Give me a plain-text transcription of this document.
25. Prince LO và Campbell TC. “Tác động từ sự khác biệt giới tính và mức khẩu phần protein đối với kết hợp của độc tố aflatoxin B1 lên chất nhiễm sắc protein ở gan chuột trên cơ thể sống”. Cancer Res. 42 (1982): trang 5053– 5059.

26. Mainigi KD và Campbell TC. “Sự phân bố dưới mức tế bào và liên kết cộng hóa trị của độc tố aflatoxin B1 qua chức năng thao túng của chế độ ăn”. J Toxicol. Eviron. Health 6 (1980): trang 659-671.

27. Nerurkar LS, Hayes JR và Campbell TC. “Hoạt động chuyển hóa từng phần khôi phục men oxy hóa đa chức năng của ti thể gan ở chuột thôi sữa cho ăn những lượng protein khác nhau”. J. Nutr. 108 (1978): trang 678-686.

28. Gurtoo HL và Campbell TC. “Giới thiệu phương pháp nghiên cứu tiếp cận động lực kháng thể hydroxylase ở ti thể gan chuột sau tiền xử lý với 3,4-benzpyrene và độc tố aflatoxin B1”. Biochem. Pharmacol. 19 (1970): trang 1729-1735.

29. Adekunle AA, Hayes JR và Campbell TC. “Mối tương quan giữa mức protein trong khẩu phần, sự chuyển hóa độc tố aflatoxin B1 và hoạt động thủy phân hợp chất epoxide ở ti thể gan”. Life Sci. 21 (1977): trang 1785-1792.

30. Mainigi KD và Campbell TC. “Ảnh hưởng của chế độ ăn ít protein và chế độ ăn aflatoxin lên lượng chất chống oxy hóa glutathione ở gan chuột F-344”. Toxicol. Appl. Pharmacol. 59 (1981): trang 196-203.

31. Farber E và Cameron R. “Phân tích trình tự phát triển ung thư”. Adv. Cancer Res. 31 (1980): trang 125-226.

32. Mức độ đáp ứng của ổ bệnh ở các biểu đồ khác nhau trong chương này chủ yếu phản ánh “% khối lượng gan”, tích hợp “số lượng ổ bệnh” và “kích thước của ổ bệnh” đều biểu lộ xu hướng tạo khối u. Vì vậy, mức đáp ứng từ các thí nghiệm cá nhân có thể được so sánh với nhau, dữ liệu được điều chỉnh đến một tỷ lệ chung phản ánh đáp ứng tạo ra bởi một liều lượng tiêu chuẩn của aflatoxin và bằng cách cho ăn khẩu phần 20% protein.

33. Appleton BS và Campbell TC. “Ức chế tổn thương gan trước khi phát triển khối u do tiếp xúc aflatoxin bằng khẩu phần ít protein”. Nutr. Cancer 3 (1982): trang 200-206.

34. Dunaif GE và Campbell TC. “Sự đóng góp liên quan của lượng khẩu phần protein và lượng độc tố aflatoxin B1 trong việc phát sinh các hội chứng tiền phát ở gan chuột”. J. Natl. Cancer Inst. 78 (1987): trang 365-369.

============================================================

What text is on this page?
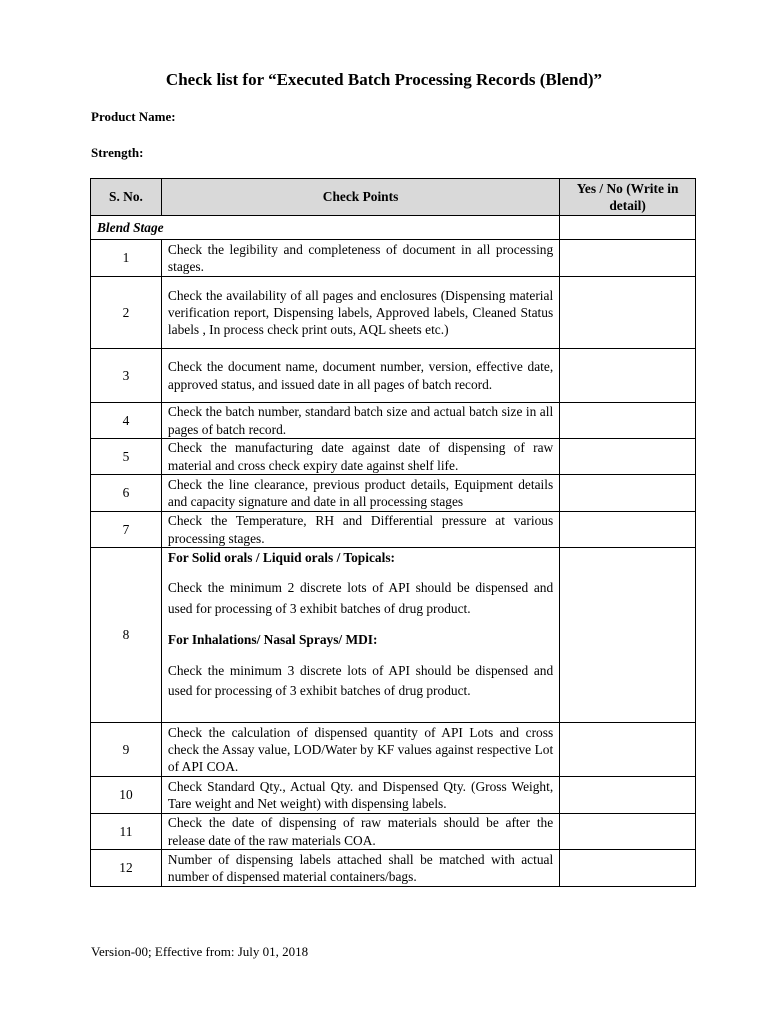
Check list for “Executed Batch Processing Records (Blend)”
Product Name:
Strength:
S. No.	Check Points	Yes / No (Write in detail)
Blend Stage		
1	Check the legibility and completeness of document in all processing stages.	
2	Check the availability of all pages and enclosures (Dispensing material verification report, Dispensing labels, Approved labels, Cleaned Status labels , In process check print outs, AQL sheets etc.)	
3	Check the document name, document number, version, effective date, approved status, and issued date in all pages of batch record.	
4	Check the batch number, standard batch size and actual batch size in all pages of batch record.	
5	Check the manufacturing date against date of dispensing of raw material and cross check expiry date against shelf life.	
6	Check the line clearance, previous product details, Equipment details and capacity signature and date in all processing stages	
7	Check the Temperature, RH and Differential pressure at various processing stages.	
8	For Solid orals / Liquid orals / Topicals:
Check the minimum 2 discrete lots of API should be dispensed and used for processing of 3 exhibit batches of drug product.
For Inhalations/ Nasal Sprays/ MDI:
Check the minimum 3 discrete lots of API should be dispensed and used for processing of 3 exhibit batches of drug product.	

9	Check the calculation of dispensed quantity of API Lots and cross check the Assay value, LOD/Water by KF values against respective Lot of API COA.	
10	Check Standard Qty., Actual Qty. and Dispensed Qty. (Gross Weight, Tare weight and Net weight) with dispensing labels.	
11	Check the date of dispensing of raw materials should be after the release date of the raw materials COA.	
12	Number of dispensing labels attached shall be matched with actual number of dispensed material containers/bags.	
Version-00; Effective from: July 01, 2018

============================================================

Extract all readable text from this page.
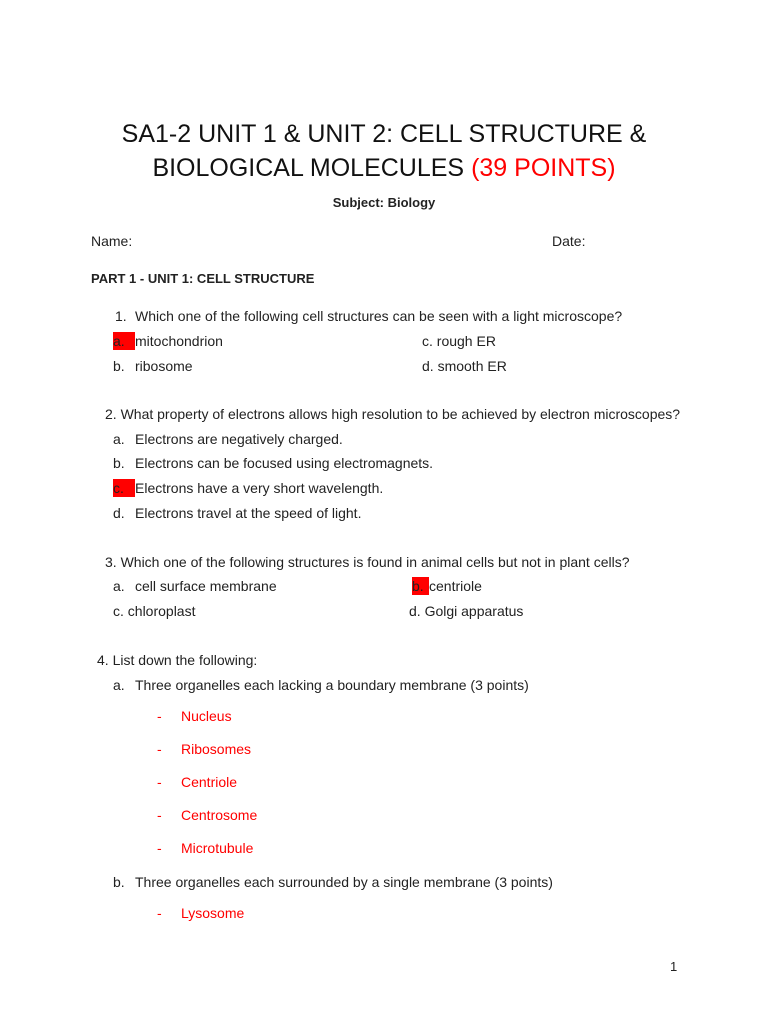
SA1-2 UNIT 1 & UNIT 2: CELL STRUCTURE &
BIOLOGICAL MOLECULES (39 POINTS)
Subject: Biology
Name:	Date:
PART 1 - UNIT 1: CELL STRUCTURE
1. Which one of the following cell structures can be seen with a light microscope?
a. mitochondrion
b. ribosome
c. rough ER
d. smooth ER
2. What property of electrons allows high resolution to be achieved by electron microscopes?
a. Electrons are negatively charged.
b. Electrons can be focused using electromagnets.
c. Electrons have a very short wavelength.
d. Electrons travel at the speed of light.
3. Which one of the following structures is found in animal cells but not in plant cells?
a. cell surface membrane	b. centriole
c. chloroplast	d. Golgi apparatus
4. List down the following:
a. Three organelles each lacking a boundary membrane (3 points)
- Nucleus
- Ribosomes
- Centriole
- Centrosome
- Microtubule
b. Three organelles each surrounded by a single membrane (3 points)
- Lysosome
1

============================================================

> _EXERCISE_: Write down how many lines in the data contain "exhibit". Add nothing else.

> _FINISHED EXERCISE_: 2